**Exercise prompt**
Please replace "ripple converter" with "buck converter" in the lines starting with the one that contains "Patent image size: (981, 520)." and going on through the one that contains "The ground terminal 5 is at (90, 463).", and give those lines again with nothing else changed.

**Provided entries**
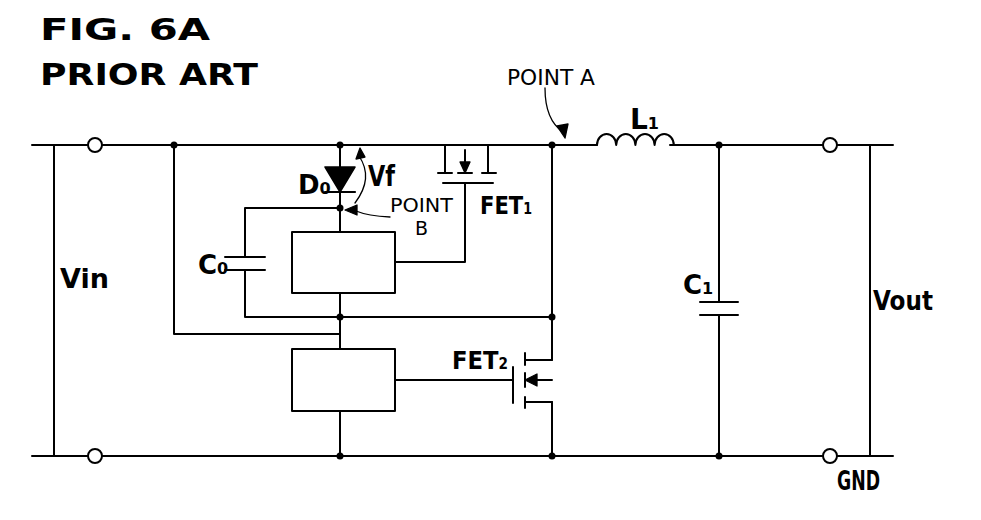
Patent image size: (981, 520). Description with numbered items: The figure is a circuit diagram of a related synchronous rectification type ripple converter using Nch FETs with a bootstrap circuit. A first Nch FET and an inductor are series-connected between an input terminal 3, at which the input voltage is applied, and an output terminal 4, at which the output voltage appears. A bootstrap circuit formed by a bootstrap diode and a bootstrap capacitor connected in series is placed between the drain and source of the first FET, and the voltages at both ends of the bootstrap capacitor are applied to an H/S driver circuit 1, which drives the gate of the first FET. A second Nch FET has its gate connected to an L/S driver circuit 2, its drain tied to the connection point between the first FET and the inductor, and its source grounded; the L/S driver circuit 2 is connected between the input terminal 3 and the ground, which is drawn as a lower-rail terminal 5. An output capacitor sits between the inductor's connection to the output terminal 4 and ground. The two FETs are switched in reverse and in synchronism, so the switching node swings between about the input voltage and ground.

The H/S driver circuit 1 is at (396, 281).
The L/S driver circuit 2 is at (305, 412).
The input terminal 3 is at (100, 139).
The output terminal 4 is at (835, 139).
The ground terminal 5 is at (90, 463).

...

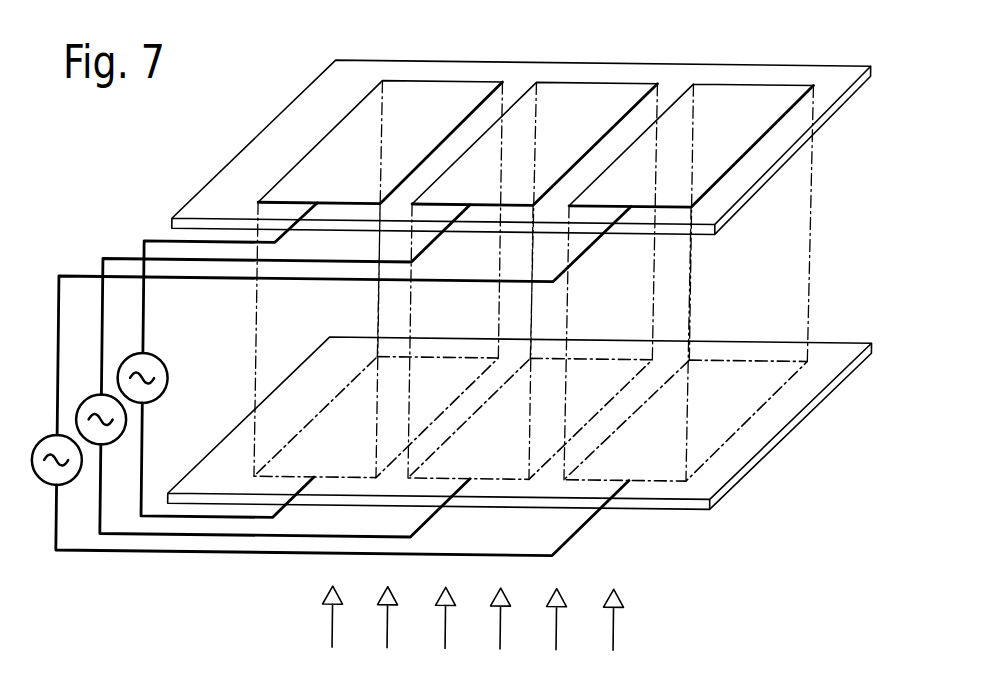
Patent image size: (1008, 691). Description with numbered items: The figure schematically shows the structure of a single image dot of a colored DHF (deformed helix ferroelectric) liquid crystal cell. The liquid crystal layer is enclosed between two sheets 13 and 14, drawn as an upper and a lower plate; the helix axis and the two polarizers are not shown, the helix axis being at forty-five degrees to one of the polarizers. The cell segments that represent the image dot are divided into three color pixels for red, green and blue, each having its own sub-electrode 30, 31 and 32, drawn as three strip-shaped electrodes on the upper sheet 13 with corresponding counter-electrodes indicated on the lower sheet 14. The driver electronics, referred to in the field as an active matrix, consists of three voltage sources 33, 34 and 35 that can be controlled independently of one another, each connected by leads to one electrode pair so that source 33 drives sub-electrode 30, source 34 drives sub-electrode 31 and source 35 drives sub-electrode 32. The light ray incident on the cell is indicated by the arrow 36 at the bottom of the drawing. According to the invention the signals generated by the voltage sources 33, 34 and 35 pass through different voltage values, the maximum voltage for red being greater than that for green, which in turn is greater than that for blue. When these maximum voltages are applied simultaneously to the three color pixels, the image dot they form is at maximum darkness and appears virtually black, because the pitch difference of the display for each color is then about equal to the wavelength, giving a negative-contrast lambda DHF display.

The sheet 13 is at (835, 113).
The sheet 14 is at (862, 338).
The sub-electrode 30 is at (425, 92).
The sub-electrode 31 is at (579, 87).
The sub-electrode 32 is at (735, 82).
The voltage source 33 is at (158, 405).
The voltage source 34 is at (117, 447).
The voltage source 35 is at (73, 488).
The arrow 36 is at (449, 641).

**Written solution**
Patent image size: (981, 520). Description with numbered items: The figure is a circuit diagram of a related synchronous rectification type buck converter using Nch FETs with a bootstrap circuit. A first Nch FET and an inductor are series-connected between an input terminal 3, at which the input voltage is applied, and an output terminal 4, at which the output voltage appears. A bootstrap circuit formed by a bootstrap diode and a bootstrap capacitor connected in series is placed between the drain and source of the first FET, and the voltages at both ends of the bootstrap capacitor are applied to an H/S driver circuit 1, which drives the gate of the first FET. A second Nch FET has its gate connected to an L/S driver circuit 2, its drain tied to the connection point between the first FET and the inductor, and its source grounded; the L/S driver circuit 2 is connected between the input terminal 3 and the ground, which is drawn as a lower-rail terminal 5. An output capacitor sits between the inductor's connection to the output terminal 4 and ground. The two FETs are switched in reverse and in synchronism, so the switching node swings between about the input voltage and ground.

The H/S driver circuit 1 is at (396, 281).
The L/S driver circuit 2 is at (305, 412).
The input terminal 3 is at (100, 139).
The output terminal 4 is at (835, 139).
The ground terminal 5 is at (90, 463).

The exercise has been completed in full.